**Problem to work on**
Retype every entry word for word.

**Material shown**
● ● ● ● ●

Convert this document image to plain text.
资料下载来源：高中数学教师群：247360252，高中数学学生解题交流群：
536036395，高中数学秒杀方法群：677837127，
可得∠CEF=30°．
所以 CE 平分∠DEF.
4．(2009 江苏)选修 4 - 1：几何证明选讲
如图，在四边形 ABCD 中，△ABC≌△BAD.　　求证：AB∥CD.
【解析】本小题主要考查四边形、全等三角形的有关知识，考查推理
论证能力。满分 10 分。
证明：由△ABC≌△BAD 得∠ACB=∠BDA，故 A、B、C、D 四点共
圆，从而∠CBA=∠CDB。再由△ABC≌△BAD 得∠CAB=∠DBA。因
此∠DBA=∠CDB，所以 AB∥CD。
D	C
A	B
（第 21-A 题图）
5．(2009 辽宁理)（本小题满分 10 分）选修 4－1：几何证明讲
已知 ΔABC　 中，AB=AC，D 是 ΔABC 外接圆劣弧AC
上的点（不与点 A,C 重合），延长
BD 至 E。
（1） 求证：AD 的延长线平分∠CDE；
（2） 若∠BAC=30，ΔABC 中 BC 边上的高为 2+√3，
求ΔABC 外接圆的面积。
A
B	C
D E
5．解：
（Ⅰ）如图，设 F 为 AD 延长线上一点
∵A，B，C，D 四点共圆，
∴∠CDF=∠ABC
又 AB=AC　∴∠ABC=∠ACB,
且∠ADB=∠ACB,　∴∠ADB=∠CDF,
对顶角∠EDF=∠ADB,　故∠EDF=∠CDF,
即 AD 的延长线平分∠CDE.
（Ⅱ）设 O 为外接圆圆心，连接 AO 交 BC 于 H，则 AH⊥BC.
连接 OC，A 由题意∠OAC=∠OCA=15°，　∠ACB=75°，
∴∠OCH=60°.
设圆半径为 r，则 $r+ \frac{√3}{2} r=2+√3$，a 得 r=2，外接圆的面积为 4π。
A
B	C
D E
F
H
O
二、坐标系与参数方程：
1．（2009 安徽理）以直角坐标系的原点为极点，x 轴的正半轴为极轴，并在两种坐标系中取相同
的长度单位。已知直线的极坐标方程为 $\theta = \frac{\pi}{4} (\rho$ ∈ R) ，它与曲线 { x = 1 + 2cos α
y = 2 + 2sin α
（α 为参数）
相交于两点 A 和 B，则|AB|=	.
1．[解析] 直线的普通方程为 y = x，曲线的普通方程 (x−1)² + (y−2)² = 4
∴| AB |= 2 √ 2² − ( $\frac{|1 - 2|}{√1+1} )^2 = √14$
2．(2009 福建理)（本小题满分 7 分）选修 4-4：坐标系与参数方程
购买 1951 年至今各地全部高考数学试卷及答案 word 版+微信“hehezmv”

● ● ● ● ●

**Worked answer**
Convert this document image to plain text.
资料下载来源：高中数学教师群：247360252，高中数学学生解题交流群：
536036395，高中数学秒杀方法群：677837127，
可得∠CEF=30°．
所以 CE 平分∠DEF.
4．(2009 江苏)选修 4 - 1：几何证明选讲
如图，在四边形 ABCD 中，△ABC≌△BAD.　　求证：AB∥CD.
【解析】本小题主要考查四边形、全等三角形的有关知识，考查推理
论证能力。满分 10 分。
证明：由△ABC≌△BAD 得∠ACB=∠BDA，故 A、B、C、D 四点共
圆，从而∠CBA=∠CDB。再由△ABC≌△BAD 得∠CAB=∠DBA。因
此∠DBA=∠CDB，所以 AB∥CD。
D	C
A	B
（第 21-A 题图）
5．(2009 辽宁理)（本小题满分 10 分）选修 4－1：几何证明讲
已知 ΔABC　 中，AB=AC，D 是 ΔABC 外接圆劣弧AC
上的点（不与点 A,C 重合），延长
BD 至 E。
（1） 求证：AD 的延长线平分∠CDE；
（2） 若∠BAC=30，ΔABC 中 BC 边上的高为 2+√3，
求ΔABC 外接圆的面积。
A
B	C
D E
5．解：
（Ⅰ）如图，设 F 为 AD 延长线上一点
∵A，B，C，D 四点共圆，
∴∠CDF=∠ABC
又 AB=AC　∴∠ABC=∠ACB,
且∠ADB=∠ACB,　∴∠ADB=∠CDF,
对顶角∠EDF=∠ADB,　故∠EDF=∠CDF,
即 AD 的延长线平分∠CDE.
（Ⅱ）设 O 为外接圆圆心，连接 AO 交 BC 于 H，则 AH⊥BC.
连接 OC，A 由题意∠OAC=∠OCA=15°，　∠ACB=75°，
∴∠OCH=60°.
设圆半径为 r，则 $r+ \frac{√3}{2} r=2+√3$，a 得 r=2，外接圆的面积为 4π。
A
B	C
D E
F
H
O
二、坐标系与参数方程：
1．（2009 安徽理）以直角坐标系的原点为极点，x 轴的正半轴为极轴，并在两种坐标系中取相同
的长度单位。已知直线的极坐标方程为 $\theta = \frac{\pi}{4} (\rho$ ∈ R) ，它与曲线 { x = 1 + 2cos α
y = 2 + 2sin α
（α 为参数）
相交于两点 A 和 B，则|AB|=	.
1．[解析] 直线的普通方程为 y = x，曲线的普通方程 (x−1)² + (y−2)² = 4
∴| AB |= 2 √ 2² − ( $\frac{|1 - 2|}{√1+1} )^2 = √14$
2．(2009 福建理)（本小题满分 7 分）选修 4-4：坐标系与参数方程
购买 1951 年至今各地全部高考数学试卷及答案 word 版+微信“hehezmv”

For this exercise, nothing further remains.